Without the images, write out all of the following entries exactly.

[START OF Supplied records]

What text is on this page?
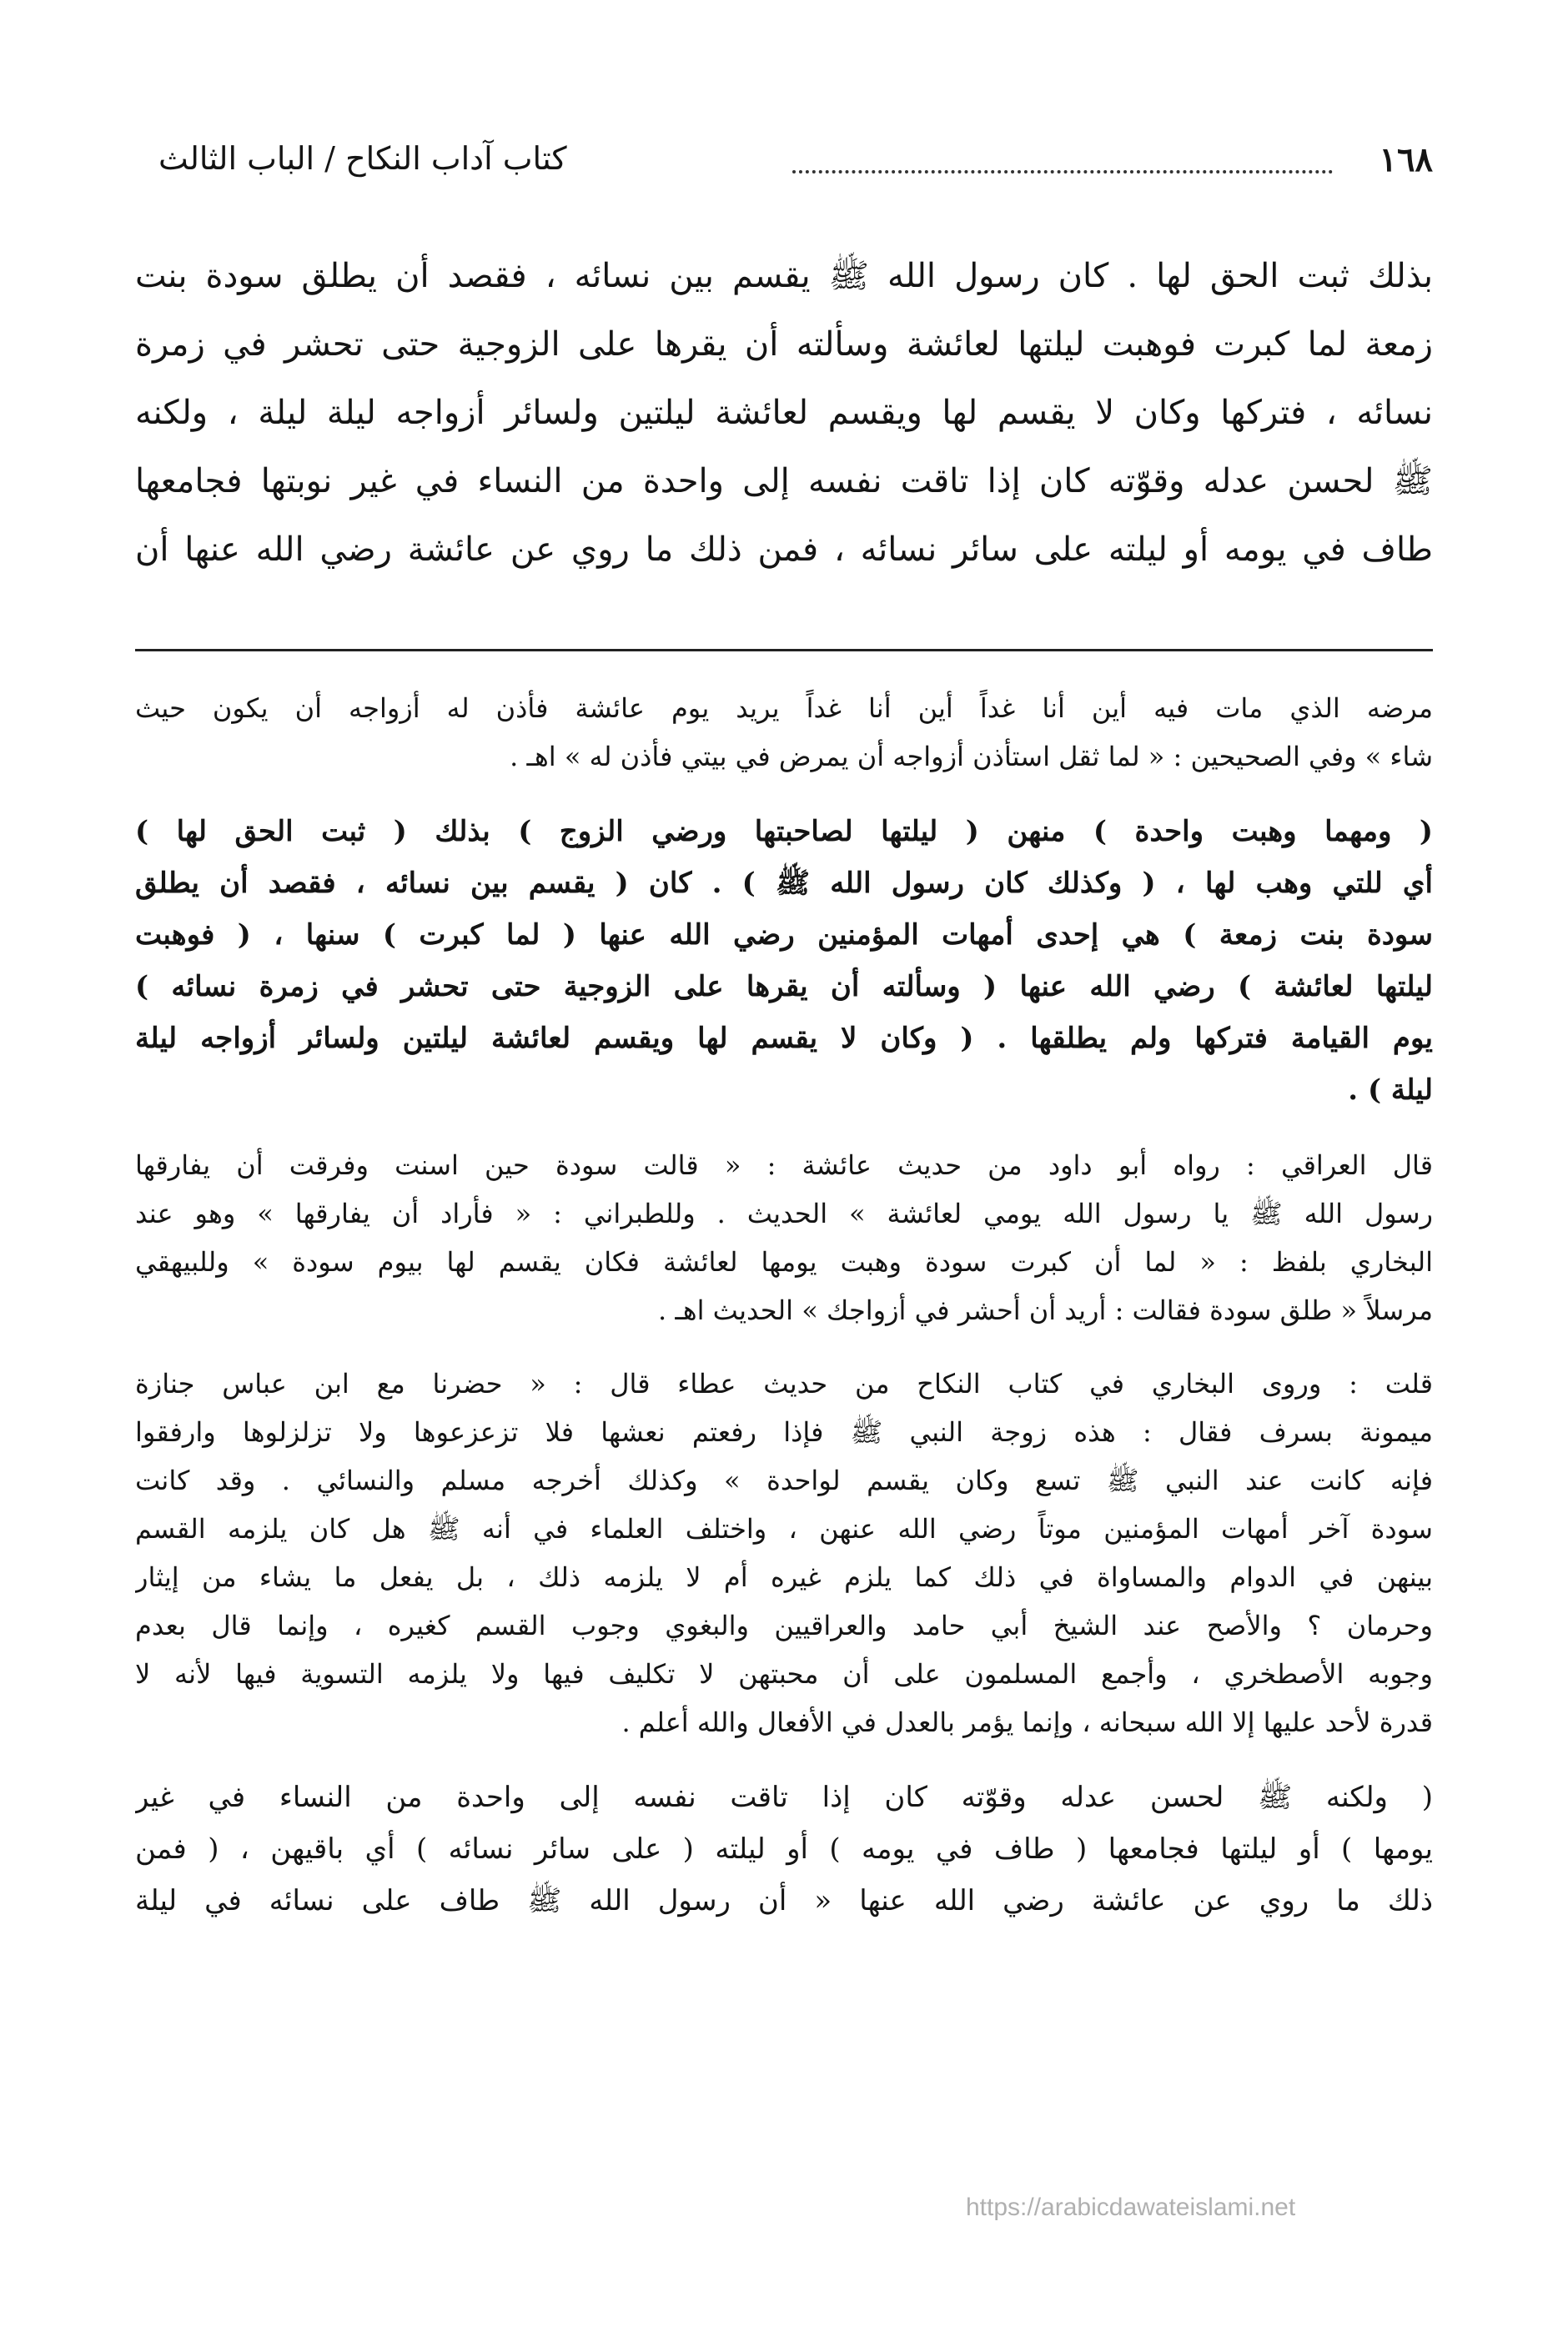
١٦٨
كتاب آداب النكاح / الباب الثالث
بذلك ثبت الحق لها . كان رسول الله ﷺ يقسم بين نسائه ، فقصد أن يطلق سودة بنت
زمعة لما كبرت فوهبت ليلتها لعائشة وسألته أن يقرها على الزوجية حتى تحشر في زمرة
نسائه ، فتركها وكان لا يقسم لها ويقسم لعائشة ليلتين ولسائر أزواجه ليلة ليلة ، ولكنه
ﷺ لحسن عدله وقوّته كان إذا تاقت نفسه إلى واحدة من النساء في غير نوبتها فجامعها
طاف في يومه أو ليلته على سائر نسائه ، فمن ذلك ما روي عن عائشة رضي الله عنها أن
مرضه الذي مات فيه أين أنا غداً أين أنا غداً يريد يوم عائشة فأذن له أزواجه أن يكون حيث
شاء » وفي الصحيحين : « لما ثقل استأذن أزواجه أن يمرض في بيتي فأذن له » اهـ .
( ومهما وهبت واحدة ) منهن ( ليلتها لصاحبتها ورضي الزوج ) بذلك ( ثبت الحق لها )
أي للتي وهب لها ، ( وكذلك كان رسول الله ﷺ ) . كان ( يقسم بين نسائه ، فقصد أن يطلق
سودة بنت زمعة ) هي إحدى أمهات المؤمنين رضي الله عنها ( لما كبرت ) سنها ، ( فوهبت
ليلتها لعائشة ) رضي الله عنها ( وسألته أن يقرها على الزوجية حتى تحشر في زمرة نسائه )
يوم القيامة فتركها ولم يطلقها . ( وكان لا يقسم لها ويقسم لعائشة ليلتين ولسائر أزواجه ليلة
ليلة ) .
قال العراقي : رواه أبو داود من حديث عائشة : « قالت سودة حين اسنت وفرقت أن يفارقها
رسول الله ﷺ يا رسول الله يومي لعائشة » الحديث . وللطبراني : « فأراد أن يفارقها » وهو عند
البخاري بلفظ : « لما أن كبرت سودة وهبت يومها لعائشة فكان يقسم لها بيوم سودة » وللبيهقي
مرسلاً « طلق سودة فقالت : أريد أن أحشر في أزواجك » الحديث اهـ .
قلت : وروى البخاري في كتاب النكاح من حديث عطاء قال : « حضرنا مع ابن عباس جنازة
ميمونة بسرف فقال : هذه زوجة النبي ﷺ فإذا رفعتم نعشها فلا تزعزعوها ولا تزلزلوها وارفقوا
فإنه كانت عند النبي ﷺ تسع وكان يقسم لواحدة » وكذلك أخرجه مسلم والنسائي . وقد كانت
سودة آخر أمهات المؤمنين موتاً رضي الله عنهن ، واختلف العلماء في أنه ﷺ هل كان يلزمه القسم
بينهن في الدوام والمساواة في ذلك كما يلزم غيره أم لا يلزمه ذلك ، بل يفعل ما يشاء من إيثار
وحرمان ؟ والأصح عند الشيخ أبي حامد والعراقيين والبغوي وجوب القسم كغيره ، وإنما قال بعدم
وجوبه الأصطخري ، وأجمع المسلمون على أن محبتهن لا تكليف فيها ولا يلزمه التسوية فيها لأنه لا
قدرة لأحد عليها إلا الله سبحانه ، وإنما يؤمر بالعدل في الأفعال والله أعلم .
( ولكنه ﷺ لحسن عدله وقوّته كان إذا تاقت نفسه إلى واحدة من النساء في غير
يومها ) أو ليلتها فجامعها ( طاف في يومه ) أو ليلته ( على سائر نسائه ) أي باقيهن ، ( فمن
ذلك ما روي عن عائشة رضي الله عنها « أن رسول الله ﷺ طاف على نسائه في ليلة
https://arabicdawateislami.net
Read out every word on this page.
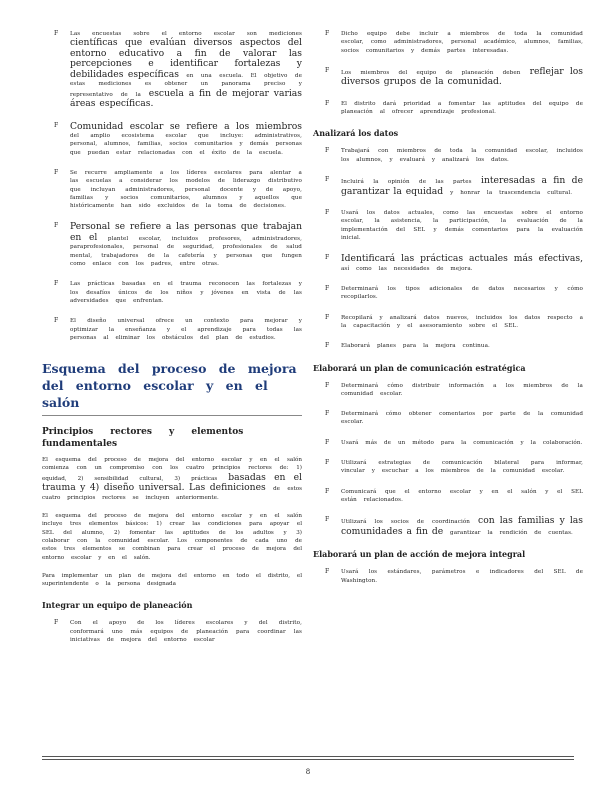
F Las encuestas sobre el entorno escolar son mediciones científicas que evalúan diversos aspectos del entorno educativo a fin de valorar las percepciones e identificar fortalezas y debilidades específicas en una escuela. El objetivo de estas mediciones es obtener un panorama preciso y representativo de la escuela a fin de mejorar varias áreas específicas.
F Comunidad escolar se refiere a los miembros del amplio ecosistema escolar que incluye: administrativos, personal, alumnos, familias, socios comunitarios y demás personas que puedan estar relacionadas con el éxito de la escuela.
F Se recurre ampliamente a los líderes escolares para alentar a las escuelas a considerar los modelos de liderazgo distributivo que incluyan administradores, personal docente y de apoyo, familias y socios comunitarios, alumnos y aquellos que históricamente han sido excluidos de la toma de decisiones.
F Personal se refiere a las personas que trabajan en el plantel escolar, incluidos profesores, administradores, paraprofesionales, personal de seguridad, profesionales de salud mental, trabajadores de la cafetería y personas que fungen como enlace con los padres, entre otras.
F Las prácticas basadas en el trauma reconocen las fortalezas y los desafíos únicos de los niños y jóvenes en vista de las adversidades que enfrentan.
F El diseño universal ofrece un contexto para mejorar y optimizar la enseñanza y el aprendizaje para todas las personas al eliminar los obstáculos del plan de estudios.
Esquema del proceso de mejora del entorno escolar y en el salón
Principios rectores y elementos fundamentales

El esquema del proceso de mejora del entorno escolar y en el salón comienza con un compromiso con los cuatro principios rectores de: 1) equidad, 2) sensibilidad cultural, 3) prácticas basadas en el trauma y 4) diseño universal. Las definiciones de estos cuatro principios rectores se incluyen anteriormente.

El esquema del proceso de mejora del entorno escolar y en el salón incluye tres elementos básicos: 1) crear las condiciones para apoyar el SEL del alumno, 2) fomentar las aptitudes de los adultos y 3) colaborar con la comunidad escolar. Los componentes de cada uno de estos tres elementos se combinan para crear el proceso de mejora del entorno escolar y en el salón.

Para implementar un plan de mejora del entorno en todo el distrito, el superintendente o la persona designada

Integrar un equipo de planeación
F Con el apoyo de los líderes escolares y del distrito, conformará uno más equipos de planeación para coordinar las iniciativas de mejora del entorno escolar
F Dicho equipo debe incluir a miembros de toda la comunidad escolar, como administradores, personal académico, alumnos, familias, socios comunitarios y demás partes interesadas.
F Los miembros del equipo de planeación deben reflejar los diversos grupos de la comunidad.
F El distrito dará prioridad a fomentar las aptitudes del equipo de planeación al ofrecer aprendizaje profesional.
Analizará los datos
F Trabajará con miembros de toda la comunidad escolar, incluidos los alumnos, y evaluará y analizará los datos.
F Incluirá la opinión de las partes interesadas a fin de garantizar la equidad y honrar la trascendencia cultural.
F Usará los datos actuales, como las encuestas sobre el entorno escolar, la asistencia, la participación, la evaluación de la implementación del SEL y demás comentarios para la evaluación inicial.
F Identificará las prácticas actuales más efectivas, así como las necesidades de mejora.
F Determinará los tipos adicionales de datos necesarios y cómo recopilarlos.
F Recopilará y analizará datos nuevos, incluidos los datos respecto a la capacitación y el asesoramiento sobre el SEL.
F Elaborará planes para la mejora continua.
Elaborará un plan de comunicación estratégica
F Determinará cómo distribuir información a los miembros de la comunidad escolar.
F Determinará cómo obtener comentarios por parte de la comunidad escolar.
F Usará más de un método para la comunicación y la colaboración.
F Utilizará estrategias de comunicación bilateral para informar, vincular y escuchar a los miembros de la comunidad escolar.
F Comunicará que el entorno escolar y en el salón y el SEL están relacionados.
F Utilizará los socios de coordinación con las familias y las comunidades a fin de garantizar la rendición de cuentas.
Elaborará un plan de acción de mejora integral
F Usará los estándares, parámetros e indicadores del SEL de Washington.
8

[END OF Supplied records]

* [Solved exercise]
What text is on this page?
١٦٨
كتاب آداب النكاح / الباب الثالث
بذلك ثبت الحق لها . كان رسول الله ﷺ يقسم بين نسائه ، فقصد أن يطلق سودة بنت
زمعة لما كبرت فوهبت ليلتها لعائشة وسألته أن يقرها على الزوجية حتى تحشر في زمرة
نسائه ، فتركها وكان لا يقسم لها ويقسم لعائشة ليلتين ولسائر أزواجه ليلة ليلة ، ولكنه
ﷺ لحسن عدله وقوّته كان إذا تاقت نفسه إلى واحدة من النساء في غير نوبتها فجامعها
طاف في يومه أو ليلته على سائر نسائه ، فمن ذلك ما روي عن عائشة رضي الله عنها أن
مرضه الذي مات فيه أين أنا غداً أين أنا غداً يريد يوم عائشة فأذن له أزواجه أن يكون حيث
شاء » وفي الصحيحين : « لما ثقل استأذن أزواجه أن يمرض في بيتي فأذن له » اهـ .
( ومهما وهبت واحدة ) منهن ( ليلتها لصاحبتها ورضي الزوج ) بذلك ( ثبت الحق لها )
أي للتي وهب لها ، ( وكذلك كان رسول الله ﷺ ) . كان ( يقسم بين نسائه ، فقصد أن يطلق
سودة بنت زمعة ) هي إحدى أمهات المؤمنين رضي الله عنها ( لما كبرت ) سنها ، ( فوهبت
ليلتها لعائشة ) رضي الله عنها ( وسألته أن يقرها على الزوجية حتى تحشر في زمرة نسائه )
يوم القيامة فتركها ولم يطلقها . ( وكان لا يقسم لها ويقسم لعائشة ليلتين ولسائر أزواجه ليلة
ليلة ) .
قال العراقي : رواه أبو داود من حديث عائشة : « قالت سودة حين اسنت وفرقت أن يفارقها
رسول الله ﷺ يا رسول الله يومي لعائشة » الحديث . وللطبراني : « فأراد أن يفارقها » وهو عند
البخاري بلفظ : « لما أن كبرت سودة وهبت يومها لعائشة فكان يقسم لها بيوم سودة » وللبيهقي
مرسلاً « طلق سودة فقالت : أريد أن أحشر في أزواجك » الحديث اهـ .
قلت : وروى البخاري في كتاب النكاح من حديث عطاء قال : « حضرنا مع ابن عباس جنازة
ميمونة بسرف فقال : هذه زوجة النبي ﷺ فإذا رفعتم نعشها فلا تزعزعوها ولا تزلزلوها وارفقوا
فإنه كانت عند النبي ﷺ تسع وكان يقسم لواحدة » وكذلك أخرجه مسلم والنسائي . وقد كانت
سودة آخر أمهات المؤمنين موتاً رضي الله عنهن ، واختلف العلماء في أنه ﷺ هل كان يلزمه القسم
بينهن في الدوام والمساواة في ذلك كما يلزم غيره أم لا يلزمه ذلك ، بل يفعل ما يشاء من إيثار
وحرمان ؟ والأصح عند الشيخ أبي حامد والعراقيين والبغوي وجوب القسم كغيره ، وإنما قال بعدم
وجوبه الأصطخري ، وأجمع المسلمون على أن محبتهن لا تكليف فيها ولا يلزمه التسوية فيها لأنه لا
قدرة لأحد عليها إلا الله سبحانه ، وإنما يؤمر بالعدل في الأفعال والله أعلم .
( ولكنه ﷺ لحسن عدله وقوّته كان إذا تاقت نفسه إلى واحدة من النساء في غير
يومها ) أو ليلتها فجامعها ( طاف في يومه ) أو ليلته ( على سائر نسائه ) أي باقيهن ، ( فمن
ذلك ما روي عن عائشة رضي الله عنها « أن رسول الله ﷺ طاف على نسائه في ليلة
https://arabicdawateislami.net
Read out every word on this page.
F Las encuestas sobre el entorno escolar son mediciones científicas que evalúan diversos aspectos del entorno educativo a fin de valorar las percepciones e identificar fortalezas y debilidades específicas en una escuela. El objetivo de estas mediciones es obtener un panorama preciso y representativo de la escuela a fin de mejorar varias áreas específicas.
F Comunidad escolar se refiere a los miembros del amplio ecosistema escolar que incluye: administrativos, personal, alumnos, familias, socios comunitarios y demás personas que puedan estar relacionadas con el éxito de la escuela.
F Se recurre ampliamente a los líderes escolares para alentar a las escuelas a considerar los modelos de liderazgo distributivo que incluyan administradores, personal docente y de apoyo, familias y socios comunitarios, alumnos y aquellos que históricamente han sido excluidos de la toma de decisiones.
F Personal se refiere a las personas que trabajan en el plantel escolar, incluidos profesores, administradores, paraprofesionales, personal de seguridad, profesionales de salud mental, trabajadores de la cafetería y personas que fungen como enlace con los padres, entre otras.
F Las prácticas basadas en el trauma reconocen las fortalezas y los desafíos únicos de los niños y jóvenes en vista de las adversidades que enfrentan.
F El diseño universal ofrece un contexto para mejorar y optimizar la enseñanza y el aprendizaje para todas las personas al eliminar los obstáculos del plan de estudios.
Esquema del proceso de mejora del entorno escolar y en el salón
Principios rectores y elementos fundamentales

El esquema del proceso de mejora del entorno escolar y en el salón comienza con un compromiso con los cuatro principios rectores de: 1) equidad, 2) sensibilidad cultural, 3) prácticas basadas en el trauma y 4) diseño universal. Las definiciones de estos cuatro principios rectores se incluyen anteriormente.

El esquema del proceso de mejora del entorno escolar y en el salón incluye tres elementos básicos: 1) crear las condiciones para apoyar el SEL del alumno, 2) fomentar las aptitudes de los adultos y 3) colaborar con la comunidad escolar. Los componentes de cada uno de estos tres elementos se combinan para crear el proceso de mejora del entorno escolar y en el salón.

Para implementar un plan de mejora del entorno en todo el distrito, el superintendente o la persona designada

Integrar un equipo de planeación
F Con el apoyo de los líderes escolares y del distrito, conformará uno más equipos de planeación para coordinar las iniciativas de mejora del entorno escolar
F Dicho equipo debe incluir a miembros de toda la comunidad escolar, como administradores, personal académico, alumnos, familias, socios comunitarios y demás partes interesadas.
F Los miembros del equipo de planeación deben reflejar los diversos grupos de la comunidad.
F El distrito dará prioridad a fomentar las aptitudes del equipo de planeación al ofrecer aprendizaje profesional.
Analizará los datos
F Trabajará con miembros de toda la comunidad escolar, incluidos los alumnos, y evaluará y analizará los datos.
F Incluirá la opinión de las partes interesadas a fin de garantizar la equidad y honrar la trascendencia cultural.
F Usará los datos actuales, como las encuestas sobre el entorno escolar, la asistencia, la participación, la evaluación de la implementación del SEL y demás comentarios para la evaluación inicial.
F Identificará las prácticas actuales más efectivas, así como las necesidades de mejora.
F Determinará los tipos adicionales de datos necesarios y cómo recopilarlos.
F Recopilará y analizará datos nuevos, incluidos los datos respecto a la capacitación y el asesoramiento sobre el SEL.
F Elaborará planes para la mejora continua.
Elaborará un plan de comunicación estratégica
F Determinará cómo distribuir información a los miembros de la comunidad escolar.
F Determinará cómo obtener comentarios por parte de la comunidad escolar.
F Usará más de un método para la comunicación y la colaboración.
F Utilizará estrategias de comunicación bilateral para informar, vincular y escuchar a los miembros de la comunidad escolar.
F Comunicará que el entorno escolar y en el salón y el SEL están relacionados.
F Utilizará los socios de coordinación con las familias y las comunidades a fin de garantizar la rendición de cuentas.
Elaborará un plan de acción de mejora integral
F Usará los estándares, parámetros e indicadores del SEL de Washington.
8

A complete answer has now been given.